*EXERCISE OBJECTIVE*. Quote all of the data exactly as given. Skip every picture it contains.

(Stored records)

___

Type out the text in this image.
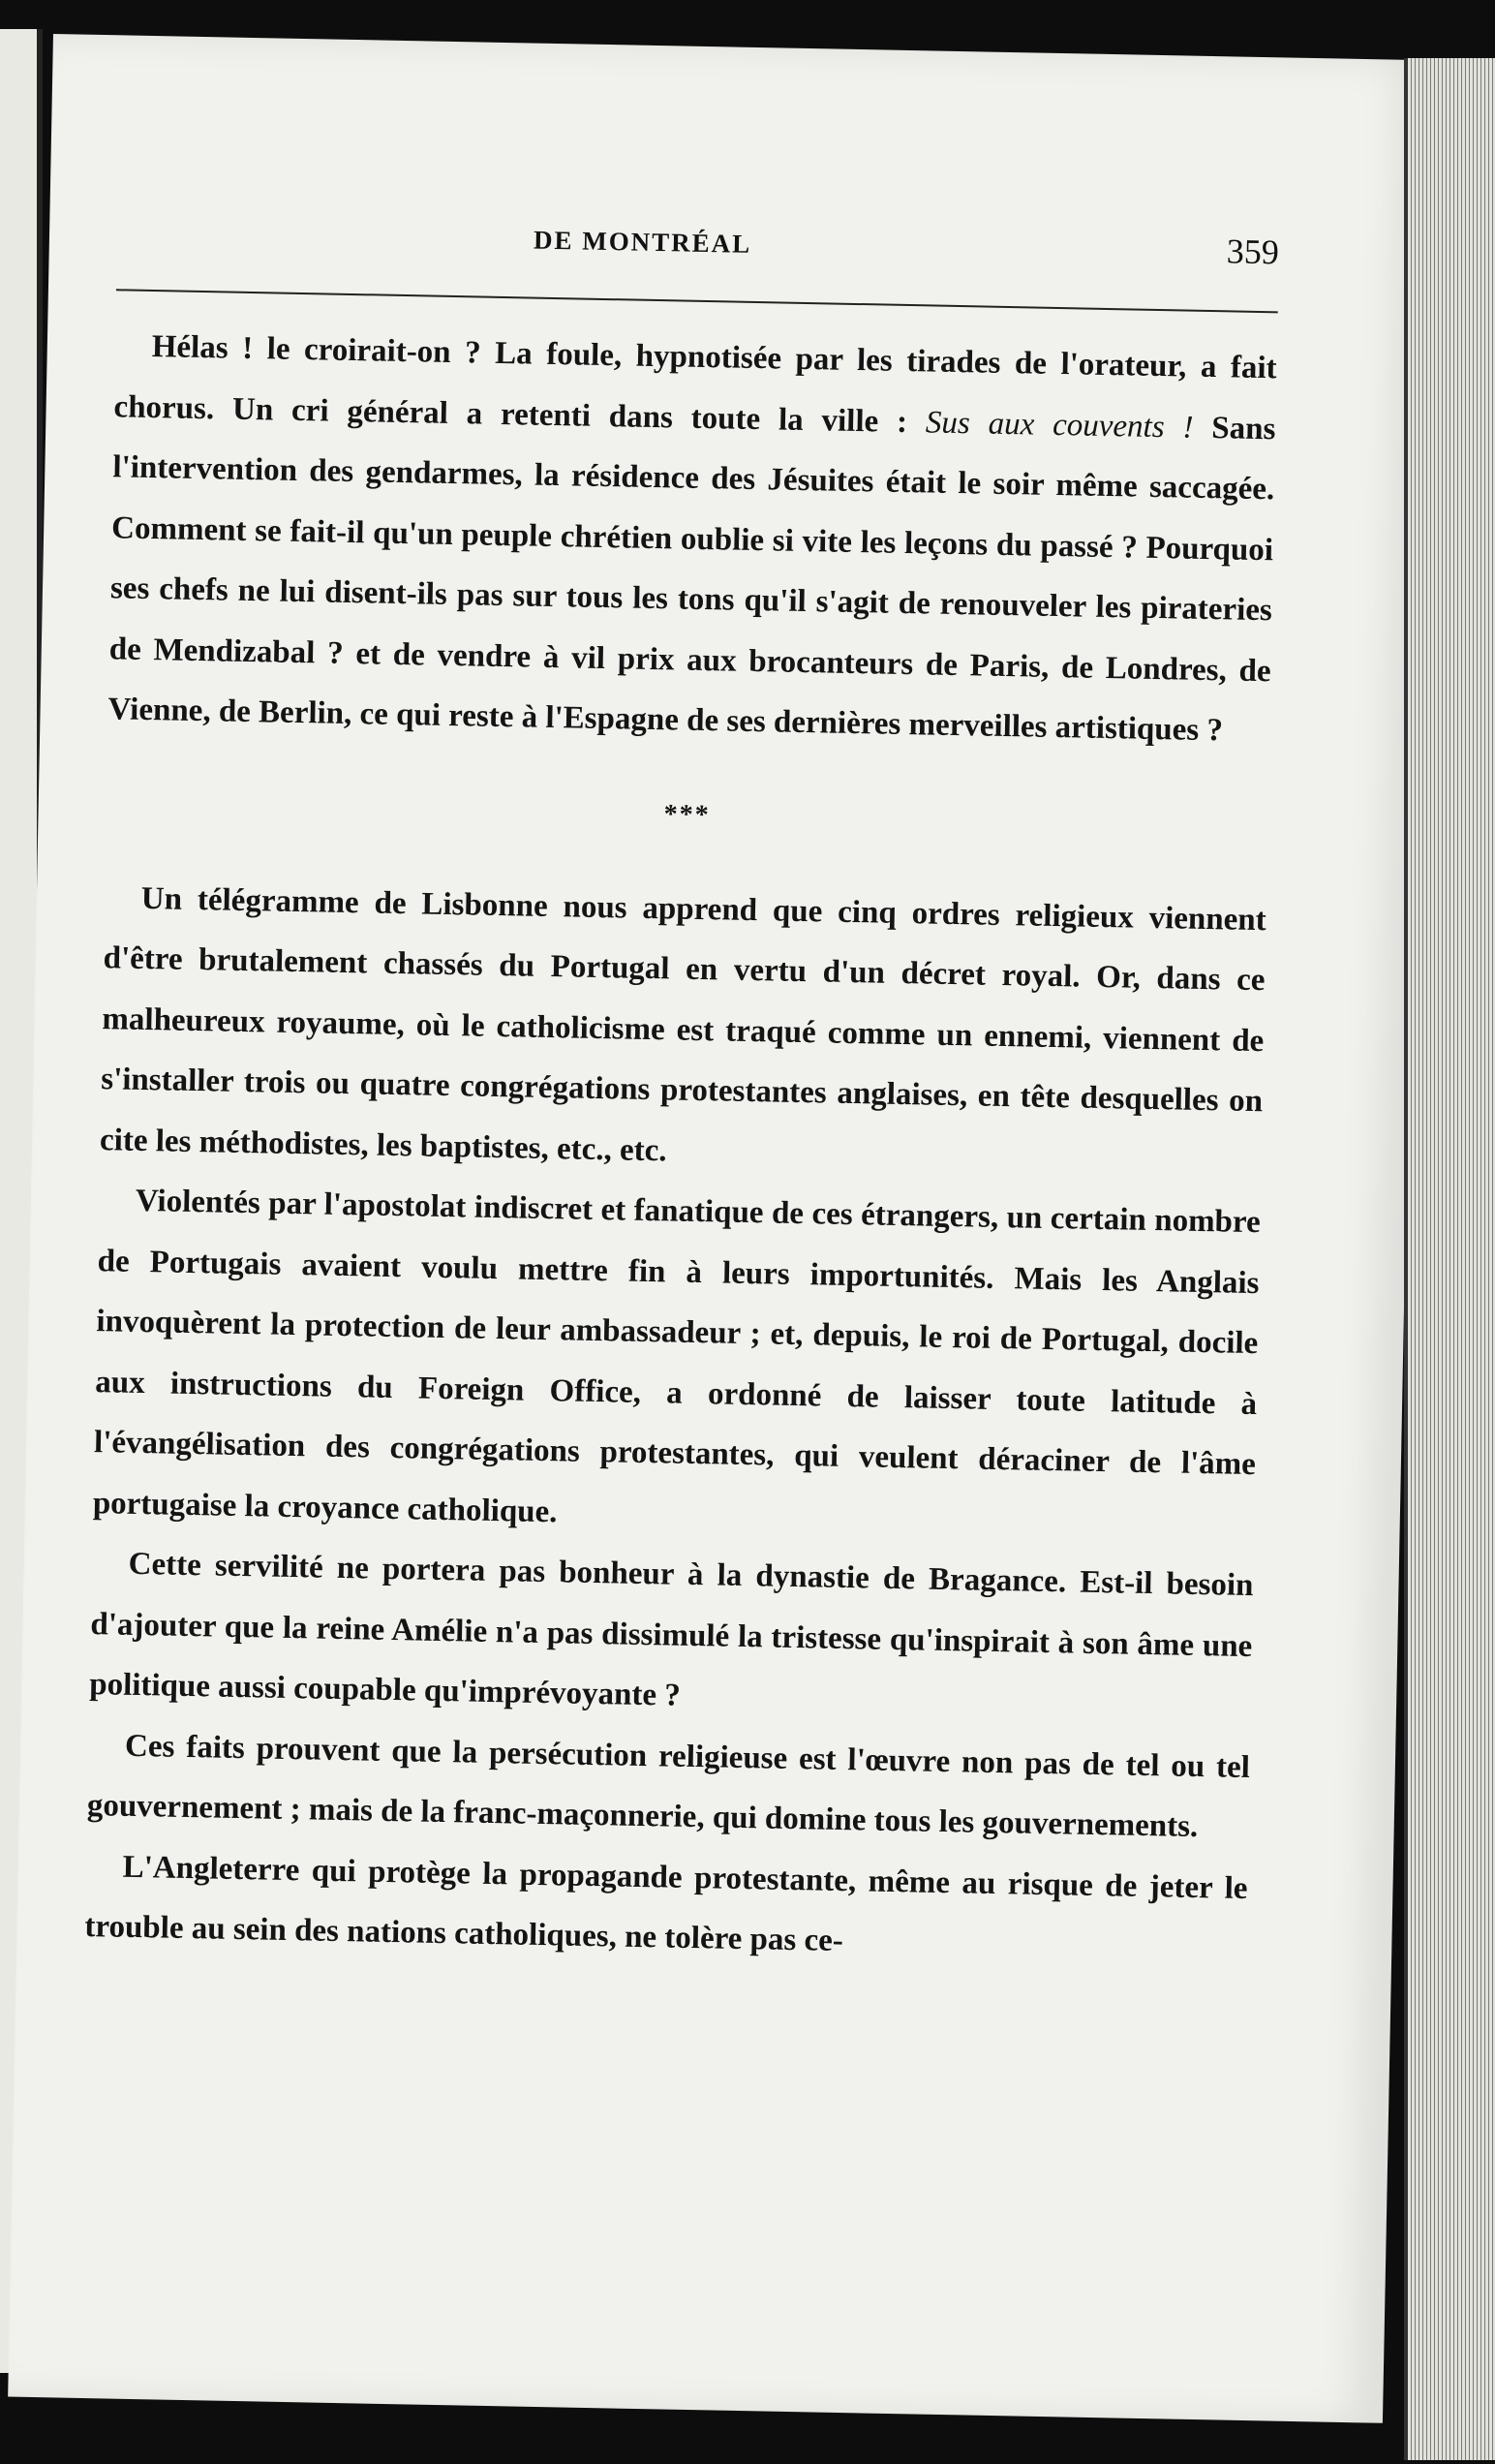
DE MONTRÉAL	359

Hélas ! le croirait-on ? La foule, hypnotisée par les tirades de l'orateur, a fait chorus. Un cri général a retenti dans toute la ville : Sus aux couvents ! Sans l'intervention des gendarmes, la résidence des Jésuites était le soir même saccagée. Comment se fait-il qu'un peuple chrétien oublie si vite les leçons du passé ? Pourquoi ses chefs ne lui disent-ils pas sur tous les tons qu'il s'agit de renouveler les pirateries de Mendizabal ? et de vendre à vil prix aux brocanteurs de Paris, de Londres, de Vienne, de Berlin, ce qui reste à l'Espagne de ses dernières merveilles artistiques ?

***

Un télégramme de Lisbonne nous apprend que cinq ordres religieux viennent d'être brutalement chassés du Portugal en vertu d'un décret royal. Or, dans ce malheureux royaume, où le catholicisme est traqué comme un ennemi, viennent de s'installer trois ou quatre congrégations protestantes anglaises, en tête desquelles on cite les méthodistes, les baptistes, etc., etc.

Violentés par l'apostolat indiscret et fanatique de ces étrangers, un certain nombre de Portugais avaient voulu mettre fin à leurs importunités. Mais les Anglais invoquèrent la protection de leur ambassadeur ; et, depuis, le roi de Portugal, docile aux instructions du Foreign Office, a ordonné de laisser toute latitude à l'évangélisation des congrégations protestantes, qui veulent déraciner de l'âme portugaise la croyance catholique.

Cette servilité ne portera pas bonheur à la dynastie de Bragance. Est-il besoin d'ajouter que la reine Amélie n'a pas dissimulé la tristesse qu'inspirait à son âme une politique aussi coupable qu'imprévoyante ?

Ces faits prouvent que la persécution religieuse est l'œuvre non pas de tel ou tel gouvernement ; mais de la franc-maçonnerie, qui domine tous les gouvernements.

L'Angleterre qui protège la propagande protestante, même au risque de jeter le trouble au sein des nations catholiques, ne tolère pas ce-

___

*ANSWER FOR THIS EXERCISE*.
Type out the text in this image.
DE MONTRÉAL	359

Hélas ! le croirait-on ? La foule, hypnotisée par les tirades de l'orateur, a fait chorus. Un cri général a retenti dans toute la ville : Sus aux couvents ! Sans l'intervention des gendarmes, la résidence des Jésuites était le soir même saccagée. Comment se fait-il qu'un peuple chrétien oublie si vite les leçons du passé ? Pourquoi ses chefs ne lui disent-ils pas sur tous les tons qu'il s'agit de renouveler les pirateries de Mendizabal ? et de vendre à vil prix aux brocanteurs de Paris, de Londres, de Vienne, de Berlin, ce qui reste à l'Espagne de ses dernières merveilles artistiques ?

***

Un télégramme de Lisbonne nous apprend que cinq ordres religieux viennent d'être brutalement chassés du Portugal en vertu d'un décret royal. Or, dans ce malheureux royaume, où le catholicisme est traqué comme un ennemi, viennent de s'installer trois ou quatre congrégations protestantes anglaises, en tête desquelles on cite les méthodistes, les baptistes, etc., etc.

Violentés par l'apostolat indiscret et fanatique de ces étrangers, un certain nombre de Portugais avaient voulu mettre fin à leurs importunités. Mais les Anglais invoquèrent la protection de leur ambassadeur ; et, depuis, le roi de Portugal, docile aux instructions du Foreign Office, a ordonné de laisser toute latitude à l'évangélisation des congrégations protestantes, qui veulent déraciner de l'âme portugaise la croyance catholique.

Cette servilité ne portera pas bonheur à la dynastie de Bragance. Est-il besoin d'ajouter que la reine Amélie n'a pas dissimulé la tristesse qu'inspirait à son âme une politique aussi coupable qu'imprévoyante ?

Ces faits prouvent que la persécution religieuse est l'œuvre non pas de tel ou tel gouvernement ; mais de la franc-maçonnerie, qui domine tous les gouvernements.

L'Angleterre qui protège la propagande protestante, même au risque de jeter le trouble au sein des nations catholiques, ne tolère pas ce-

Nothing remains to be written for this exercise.